━━━ Task inputs ━━━

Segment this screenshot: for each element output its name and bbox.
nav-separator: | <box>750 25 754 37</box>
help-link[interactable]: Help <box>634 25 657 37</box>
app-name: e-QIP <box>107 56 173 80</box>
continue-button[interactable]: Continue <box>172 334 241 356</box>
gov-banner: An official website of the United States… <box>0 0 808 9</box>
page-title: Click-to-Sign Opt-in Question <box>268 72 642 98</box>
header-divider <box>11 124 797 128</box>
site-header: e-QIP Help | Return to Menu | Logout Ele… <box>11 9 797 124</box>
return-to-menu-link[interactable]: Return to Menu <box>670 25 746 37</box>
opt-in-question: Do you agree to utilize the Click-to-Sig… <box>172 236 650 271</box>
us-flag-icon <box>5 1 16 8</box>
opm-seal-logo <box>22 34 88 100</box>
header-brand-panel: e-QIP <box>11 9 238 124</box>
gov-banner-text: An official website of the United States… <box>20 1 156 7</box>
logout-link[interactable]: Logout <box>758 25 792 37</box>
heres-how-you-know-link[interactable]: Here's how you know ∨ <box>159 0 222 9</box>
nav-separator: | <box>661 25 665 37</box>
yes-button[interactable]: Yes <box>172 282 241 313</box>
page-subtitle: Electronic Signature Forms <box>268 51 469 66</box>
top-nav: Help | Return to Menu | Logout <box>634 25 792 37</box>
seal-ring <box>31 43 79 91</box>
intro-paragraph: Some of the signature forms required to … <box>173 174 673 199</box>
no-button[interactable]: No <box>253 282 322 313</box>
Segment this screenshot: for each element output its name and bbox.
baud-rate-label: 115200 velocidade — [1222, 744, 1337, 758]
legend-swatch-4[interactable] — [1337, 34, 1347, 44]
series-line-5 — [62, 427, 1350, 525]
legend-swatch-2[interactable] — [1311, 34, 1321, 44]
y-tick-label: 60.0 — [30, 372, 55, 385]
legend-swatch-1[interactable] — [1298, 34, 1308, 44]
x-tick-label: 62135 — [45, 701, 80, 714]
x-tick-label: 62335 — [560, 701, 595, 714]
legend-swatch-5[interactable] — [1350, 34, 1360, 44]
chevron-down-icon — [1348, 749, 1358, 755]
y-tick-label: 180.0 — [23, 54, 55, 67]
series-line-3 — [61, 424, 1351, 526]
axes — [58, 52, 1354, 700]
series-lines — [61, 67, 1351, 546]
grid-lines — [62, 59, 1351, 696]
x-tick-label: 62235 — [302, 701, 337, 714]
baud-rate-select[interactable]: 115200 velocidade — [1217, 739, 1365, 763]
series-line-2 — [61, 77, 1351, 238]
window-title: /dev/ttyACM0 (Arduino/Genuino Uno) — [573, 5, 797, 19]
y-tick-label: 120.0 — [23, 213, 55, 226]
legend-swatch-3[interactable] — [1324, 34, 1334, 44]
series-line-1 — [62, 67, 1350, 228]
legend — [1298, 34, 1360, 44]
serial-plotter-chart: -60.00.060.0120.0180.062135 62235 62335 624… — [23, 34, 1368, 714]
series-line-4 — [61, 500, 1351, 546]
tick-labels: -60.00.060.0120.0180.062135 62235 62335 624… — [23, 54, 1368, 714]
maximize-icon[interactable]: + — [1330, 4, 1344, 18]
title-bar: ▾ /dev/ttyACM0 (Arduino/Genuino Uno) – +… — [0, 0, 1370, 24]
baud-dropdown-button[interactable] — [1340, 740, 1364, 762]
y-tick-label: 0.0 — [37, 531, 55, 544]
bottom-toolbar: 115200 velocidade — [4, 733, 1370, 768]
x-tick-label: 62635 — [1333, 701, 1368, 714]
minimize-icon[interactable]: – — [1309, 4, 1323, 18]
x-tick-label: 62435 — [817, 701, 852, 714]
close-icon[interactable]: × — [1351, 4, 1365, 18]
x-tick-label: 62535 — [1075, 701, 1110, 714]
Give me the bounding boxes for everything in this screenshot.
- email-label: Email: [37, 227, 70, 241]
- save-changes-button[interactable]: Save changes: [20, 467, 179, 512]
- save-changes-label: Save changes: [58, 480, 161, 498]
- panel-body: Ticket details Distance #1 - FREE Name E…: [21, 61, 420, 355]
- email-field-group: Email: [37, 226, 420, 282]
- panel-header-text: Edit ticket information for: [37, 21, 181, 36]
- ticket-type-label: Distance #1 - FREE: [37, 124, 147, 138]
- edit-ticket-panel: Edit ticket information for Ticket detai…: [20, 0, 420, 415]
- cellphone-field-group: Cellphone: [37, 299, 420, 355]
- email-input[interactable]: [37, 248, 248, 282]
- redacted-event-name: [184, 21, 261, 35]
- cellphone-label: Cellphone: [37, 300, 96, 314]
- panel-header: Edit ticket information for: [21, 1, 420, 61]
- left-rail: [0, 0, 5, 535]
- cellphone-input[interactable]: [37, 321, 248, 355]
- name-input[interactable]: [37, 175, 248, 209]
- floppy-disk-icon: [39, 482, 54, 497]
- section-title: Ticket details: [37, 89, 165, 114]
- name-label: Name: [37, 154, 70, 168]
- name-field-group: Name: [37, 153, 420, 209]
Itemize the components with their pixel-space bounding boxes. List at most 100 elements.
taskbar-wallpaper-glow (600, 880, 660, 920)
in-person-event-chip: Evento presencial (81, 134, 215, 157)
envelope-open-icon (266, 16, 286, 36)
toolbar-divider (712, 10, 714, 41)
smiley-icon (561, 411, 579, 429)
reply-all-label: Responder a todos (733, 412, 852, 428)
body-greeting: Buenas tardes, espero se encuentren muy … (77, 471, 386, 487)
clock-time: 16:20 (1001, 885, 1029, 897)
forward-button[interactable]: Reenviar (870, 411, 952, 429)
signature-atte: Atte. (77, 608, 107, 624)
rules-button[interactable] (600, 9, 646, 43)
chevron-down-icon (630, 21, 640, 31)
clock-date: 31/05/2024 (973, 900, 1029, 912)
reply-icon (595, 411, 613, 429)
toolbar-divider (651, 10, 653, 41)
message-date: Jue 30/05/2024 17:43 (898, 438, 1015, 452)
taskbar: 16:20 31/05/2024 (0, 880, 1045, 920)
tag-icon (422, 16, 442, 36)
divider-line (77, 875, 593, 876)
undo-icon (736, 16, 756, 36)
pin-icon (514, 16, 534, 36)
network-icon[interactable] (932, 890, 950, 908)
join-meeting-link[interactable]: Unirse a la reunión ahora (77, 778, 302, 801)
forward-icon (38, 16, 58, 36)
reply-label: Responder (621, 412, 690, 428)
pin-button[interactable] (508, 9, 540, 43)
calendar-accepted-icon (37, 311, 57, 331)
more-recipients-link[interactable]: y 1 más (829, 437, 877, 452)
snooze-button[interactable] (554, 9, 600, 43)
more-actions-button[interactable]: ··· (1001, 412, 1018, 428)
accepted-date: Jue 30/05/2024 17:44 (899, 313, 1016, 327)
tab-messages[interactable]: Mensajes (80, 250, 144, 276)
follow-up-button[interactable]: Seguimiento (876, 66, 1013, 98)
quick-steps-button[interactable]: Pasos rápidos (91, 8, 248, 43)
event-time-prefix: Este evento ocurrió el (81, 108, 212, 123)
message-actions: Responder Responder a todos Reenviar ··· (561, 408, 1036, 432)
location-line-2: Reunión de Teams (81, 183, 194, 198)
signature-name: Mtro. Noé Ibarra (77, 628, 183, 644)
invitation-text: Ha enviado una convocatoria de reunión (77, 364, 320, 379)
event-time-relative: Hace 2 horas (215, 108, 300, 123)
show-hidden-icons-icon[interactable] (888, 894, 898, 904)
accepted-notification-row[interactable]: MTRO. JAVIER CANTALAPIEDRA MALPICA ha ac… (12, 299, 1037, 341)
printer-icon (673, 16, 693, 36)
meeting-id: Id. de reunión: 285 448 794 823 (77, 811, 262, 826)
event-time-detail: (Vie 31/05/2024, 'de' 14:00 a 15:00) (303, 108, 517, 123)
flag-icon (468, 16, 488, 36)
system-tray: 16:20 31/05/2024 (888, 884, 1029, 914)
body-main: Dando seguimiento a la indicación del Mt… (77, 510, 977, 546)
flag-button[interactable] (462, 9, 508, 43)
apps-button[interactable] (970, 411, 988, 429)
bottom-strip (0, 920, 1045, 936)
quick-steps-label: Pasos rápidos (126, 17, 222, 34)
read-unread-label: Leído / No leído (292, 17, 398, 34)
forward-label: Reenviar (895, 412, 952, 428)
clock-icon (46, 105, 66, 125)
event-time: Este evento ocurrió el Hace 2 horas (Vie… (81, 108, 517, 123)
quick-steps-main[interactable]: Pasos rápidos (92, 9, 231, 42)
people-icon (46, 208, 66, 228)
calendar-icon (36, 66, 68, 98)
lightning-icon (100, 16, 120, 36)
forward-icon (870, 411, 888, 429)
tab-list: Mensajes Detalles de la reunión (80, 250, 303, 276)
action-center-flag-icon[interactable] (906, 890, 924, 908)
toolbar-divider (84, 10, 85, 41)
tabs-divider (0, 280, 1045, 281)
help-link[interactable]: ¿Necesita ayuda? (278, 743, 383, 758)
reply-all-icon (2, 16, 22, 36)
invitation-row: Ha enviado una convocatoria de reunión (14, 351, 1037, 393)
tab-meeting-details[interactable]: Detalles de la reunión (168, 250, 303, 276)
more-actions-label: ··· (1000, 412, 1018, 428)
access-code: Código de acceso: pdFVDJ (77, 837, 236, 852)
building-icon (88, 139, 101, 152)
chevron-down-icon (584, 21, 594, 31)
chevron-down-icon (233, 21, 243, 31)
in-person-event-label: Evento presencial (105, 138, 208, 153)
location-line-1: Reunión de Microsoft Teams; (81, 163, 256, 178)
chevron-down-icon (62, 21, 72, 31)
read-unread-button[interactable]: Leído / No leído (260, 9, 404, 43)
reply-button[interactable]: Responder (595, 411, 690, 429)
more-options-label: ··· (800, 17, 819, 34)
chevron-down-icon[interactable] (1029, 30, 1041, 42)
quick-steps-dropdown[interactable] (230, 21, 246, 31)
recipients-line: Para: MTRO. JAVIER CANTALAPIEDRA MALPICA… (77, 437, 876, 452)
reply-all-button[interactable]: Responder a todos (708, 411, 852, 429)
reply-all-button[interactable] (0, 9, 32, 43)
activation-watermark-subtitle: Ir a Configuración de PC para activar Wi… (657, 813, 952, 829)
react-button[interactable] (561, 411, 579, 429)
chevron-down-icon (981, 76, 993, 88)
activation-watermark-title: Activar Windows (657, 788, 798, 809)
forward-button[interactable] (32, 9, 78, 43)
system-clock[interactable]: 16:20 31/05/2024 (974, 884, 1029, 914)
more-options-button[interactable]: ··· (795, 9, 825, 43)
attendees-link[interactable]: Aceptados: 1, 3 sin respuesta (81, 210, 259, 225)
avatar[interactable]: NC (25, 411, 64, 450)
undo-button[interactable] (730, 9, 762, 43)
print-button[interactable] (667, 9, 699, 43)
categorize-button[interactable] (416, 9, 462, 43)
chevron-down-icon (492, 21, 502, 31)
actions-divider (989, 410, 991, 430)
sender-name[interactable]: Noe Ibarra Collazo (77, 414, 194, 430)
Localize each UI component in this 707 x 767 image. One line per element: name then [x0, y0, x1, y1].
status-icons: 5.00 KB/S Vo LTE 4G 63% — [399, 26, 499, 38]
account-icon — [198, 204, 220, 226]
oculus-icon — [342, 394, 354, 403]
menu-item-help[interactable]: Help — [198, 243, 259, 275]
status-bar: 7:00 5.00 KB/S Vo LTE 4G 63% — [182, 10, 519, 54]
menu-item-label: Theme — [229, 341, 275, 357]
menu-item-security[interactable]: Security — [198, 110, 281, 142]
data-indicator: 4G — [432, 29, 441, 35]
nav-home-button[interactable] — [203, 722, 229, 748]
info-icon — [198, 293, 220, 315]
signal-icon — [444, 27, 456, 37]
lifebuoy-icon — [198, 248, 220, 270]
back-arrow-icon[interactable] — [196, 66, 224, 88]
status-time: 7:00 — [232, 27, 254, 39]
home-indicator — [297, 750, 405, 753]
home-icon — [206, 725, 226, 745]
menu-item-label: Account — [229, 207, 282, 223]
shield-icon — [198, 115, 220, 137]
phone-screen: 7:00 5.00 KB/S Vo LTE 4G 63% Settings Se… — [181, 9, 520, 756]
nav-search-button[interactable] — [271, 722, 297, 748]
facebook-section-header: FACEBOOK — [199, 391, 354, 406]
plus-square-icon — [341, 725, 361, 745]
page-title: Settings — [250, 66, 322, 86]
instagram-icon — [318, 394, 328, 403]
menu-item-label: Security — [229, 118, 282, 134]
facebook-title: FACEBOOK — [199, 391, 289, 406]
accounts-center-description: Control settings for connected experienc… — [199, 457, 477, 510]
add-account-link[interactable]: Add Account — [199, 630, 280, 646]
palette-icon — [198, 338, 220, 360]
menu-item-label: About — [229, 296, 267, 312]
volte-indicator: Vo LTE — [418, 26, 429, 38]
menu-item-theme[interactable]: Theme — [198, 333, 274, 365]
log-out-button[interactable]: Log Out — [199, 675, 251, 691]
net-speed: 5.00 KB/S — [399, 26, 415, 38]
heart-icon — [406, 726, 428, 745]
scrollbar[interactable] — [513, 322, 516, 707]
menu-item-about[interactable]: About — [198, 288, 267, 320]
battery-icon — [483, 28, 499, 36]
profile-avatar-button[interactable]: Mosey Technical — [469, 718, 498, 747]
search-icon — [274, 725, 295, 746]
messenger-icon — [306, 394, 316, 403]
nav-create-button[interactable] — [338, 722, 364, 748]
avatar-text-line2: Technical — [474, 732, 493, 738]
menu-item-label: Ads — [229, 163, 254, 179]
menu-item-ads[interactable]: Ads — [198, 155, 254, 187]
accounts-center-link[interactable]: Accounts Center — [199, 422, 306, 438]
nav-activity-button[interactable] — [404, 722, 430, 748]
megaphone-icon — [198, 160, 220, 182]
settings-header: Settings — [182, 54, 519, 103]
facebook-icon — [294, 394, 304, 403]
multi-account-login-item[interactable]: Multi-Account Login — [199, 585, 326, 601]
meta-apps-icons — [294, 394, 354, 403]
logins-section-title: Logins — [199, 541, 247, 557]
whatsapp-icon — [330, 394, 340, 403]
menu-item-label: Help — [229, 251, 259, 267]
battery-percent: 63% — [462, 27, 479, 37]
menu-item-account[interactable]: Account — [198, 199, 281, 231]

━━━

In the records, from the start through the line containing "header-brand-panel: e-QIP <box>11", substitute "header-rule" for "header-divider" and give those lines back with nothing else altered.

▶ _Solution to the exercise_
Segment this screenshot: for each element output its name and bbox.
nav-separator: | <box>750 25 754 37</box>
help-link[interactable]: Help <box>634 25 657 37</box>
app-name: e-QIP <box>107 56 173 80</box>
continue-button[interactable]: Continue <box>172 334 241 356</box>
gov-banner: An official website of the United States… <box>0 0 808 9</box>
page-title: Click-to-Sign Opt-in Question <box>268 72 642 98</box>
header-rule <box>11 124 797 128</box>
site-header: e-QIP Help | Return to Menu | Logout Ele… <box>11 9 797 124</box>
return-to-menu-link[interactable]: Return to Menu <box>670 25 746 37</box>
opt-in-question: Do you agree to utilize the Click-to-Sig… <box>172 236 650 271</box>
us-flag-icon <box>5 1 16 8</box>
opm-seal-logo <box>22 34 88 100</box>
header-brand-panel: e-QIP <box>11 9 238 124</box>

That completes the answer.